Task description:
Pick out each line containing the string "Nướng".

━━━━━━━━━━

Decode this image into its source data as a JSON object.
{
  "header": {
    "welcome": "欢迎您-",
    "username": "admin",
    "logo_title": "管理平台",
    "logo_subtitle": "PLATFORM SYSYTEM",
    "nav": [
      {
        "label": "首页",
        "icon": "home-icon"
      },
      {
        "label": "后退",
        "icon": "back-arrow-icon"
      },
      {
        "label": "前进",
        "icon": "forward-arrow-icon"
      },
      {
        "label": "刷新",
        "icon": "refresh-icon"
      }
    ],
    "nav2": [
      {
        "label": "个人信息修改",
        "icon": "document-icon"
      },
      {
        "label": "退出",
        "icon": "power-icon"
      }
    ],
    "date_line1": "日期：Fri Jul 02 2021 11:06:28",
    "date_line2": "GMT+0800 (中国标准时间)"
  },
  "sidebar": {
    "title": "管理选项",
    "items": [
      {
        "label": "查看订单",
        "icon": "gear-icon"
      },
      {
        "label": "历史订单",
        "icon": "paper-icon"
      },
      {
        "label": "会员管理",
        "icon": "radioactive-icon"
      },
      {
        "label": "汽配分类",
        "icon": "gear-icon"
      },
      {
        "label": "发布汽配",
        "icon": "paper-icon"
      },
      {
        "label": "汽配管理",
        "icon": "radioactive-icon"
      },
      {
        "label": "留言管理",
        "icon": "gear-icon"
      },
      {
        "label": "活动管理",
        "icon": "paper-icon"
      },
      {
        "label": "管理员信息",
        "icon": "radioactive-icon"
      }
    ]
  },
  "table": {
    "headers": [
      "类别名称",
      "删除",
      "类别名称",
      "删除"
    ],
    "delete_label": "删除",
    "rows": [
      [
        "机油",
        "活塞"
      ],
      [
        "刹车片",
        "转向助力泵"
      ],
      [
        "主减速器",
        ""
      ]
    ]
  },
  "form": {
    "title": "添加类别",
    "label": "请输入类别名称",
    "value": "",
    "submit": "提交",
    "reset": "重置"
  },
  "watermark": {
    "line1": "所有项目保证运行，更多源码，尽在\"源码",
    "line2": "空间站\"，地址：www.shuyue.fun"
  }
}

━━━━━━━━━━

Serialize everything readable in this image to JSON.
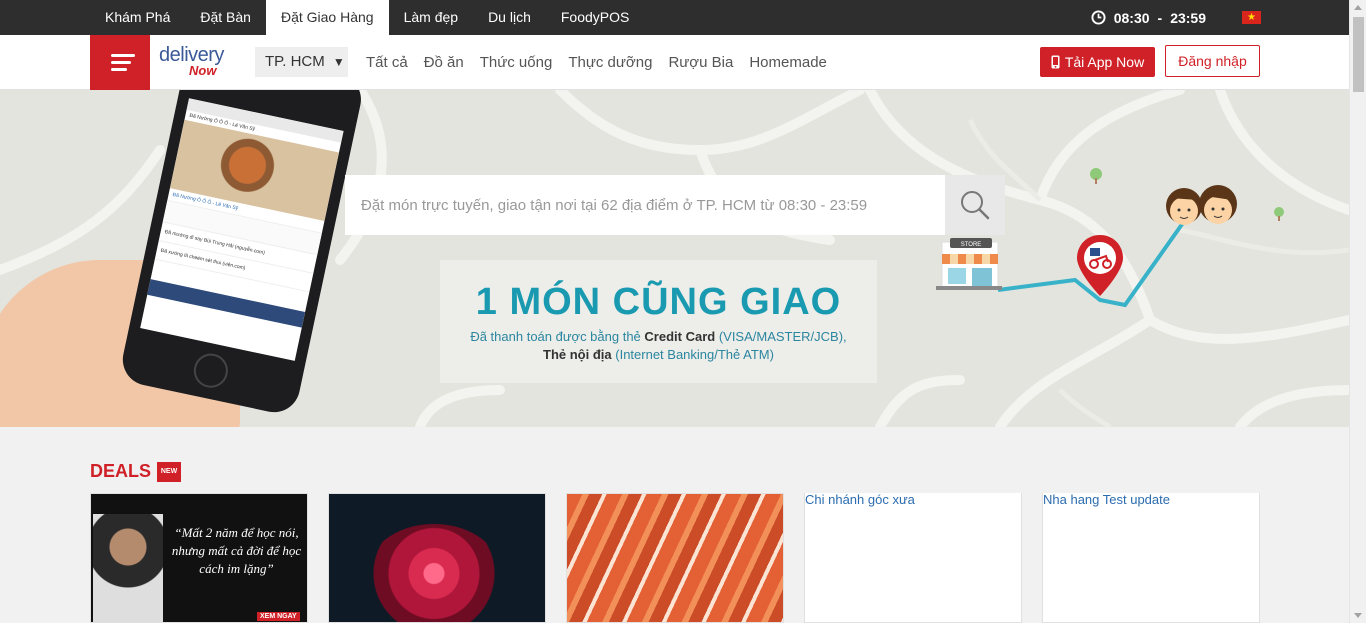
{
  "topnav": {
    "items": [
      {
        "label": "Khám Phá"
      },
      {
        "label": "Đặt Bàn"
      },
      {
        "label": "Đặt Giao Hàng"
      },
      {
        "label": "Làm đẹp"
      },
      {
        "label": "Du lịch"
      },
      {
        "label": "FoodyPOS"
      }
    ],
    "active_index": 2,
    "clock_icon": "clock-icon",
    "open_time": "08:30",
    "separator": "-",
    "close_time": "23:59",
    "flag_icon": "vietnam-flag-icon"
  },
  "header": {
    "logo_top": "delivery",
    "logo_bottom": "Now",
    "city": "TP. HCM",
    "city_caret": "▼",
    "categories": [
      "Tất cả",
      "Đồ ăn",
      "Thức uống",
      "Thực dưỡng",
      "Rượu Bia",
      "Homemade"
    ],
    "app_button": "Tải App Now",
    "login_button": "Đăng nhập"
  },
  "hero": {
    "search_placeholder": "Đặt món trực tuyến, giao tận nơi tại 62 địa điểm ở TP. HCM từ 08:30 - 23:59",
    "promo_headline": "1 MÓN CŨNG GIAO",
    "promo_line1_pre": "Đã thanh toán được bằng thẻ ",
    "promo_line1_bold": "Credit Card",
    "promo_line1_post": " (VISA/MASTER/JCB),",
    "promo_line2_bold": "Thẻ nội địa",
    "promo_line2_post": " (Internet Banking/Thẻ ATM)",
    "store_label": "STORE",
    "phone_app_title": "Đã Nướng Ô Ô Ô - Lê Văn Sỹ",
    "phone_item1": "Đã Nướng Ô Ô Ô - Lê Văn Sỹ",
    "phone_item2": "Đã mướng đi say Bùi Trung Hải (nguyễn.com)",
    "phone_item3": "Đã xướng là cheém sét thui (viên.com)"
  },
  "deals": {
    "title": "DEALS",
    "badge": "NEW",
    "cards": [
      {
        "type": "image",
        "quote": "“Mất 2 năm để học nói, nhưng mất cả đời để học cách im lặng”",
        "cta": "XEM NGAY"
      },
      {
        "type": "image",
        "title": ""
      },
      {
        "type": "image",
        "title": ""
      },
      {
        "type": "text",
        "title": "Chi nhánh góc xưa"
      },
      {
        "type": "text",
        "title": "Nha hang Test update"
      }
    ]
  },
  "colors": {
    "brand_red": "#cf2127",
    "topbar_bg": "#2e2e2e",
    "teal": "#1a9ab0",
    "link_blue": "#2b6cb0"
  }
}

━━━━━━━━━━

Correct output:
    "phone_app_title": "Đã Nướng Ô Ô Ô - Lê Văn Sỹ",
    "phone_item1": "Đã Nướng Ô Ô Ô - Lê Văn Sỹ",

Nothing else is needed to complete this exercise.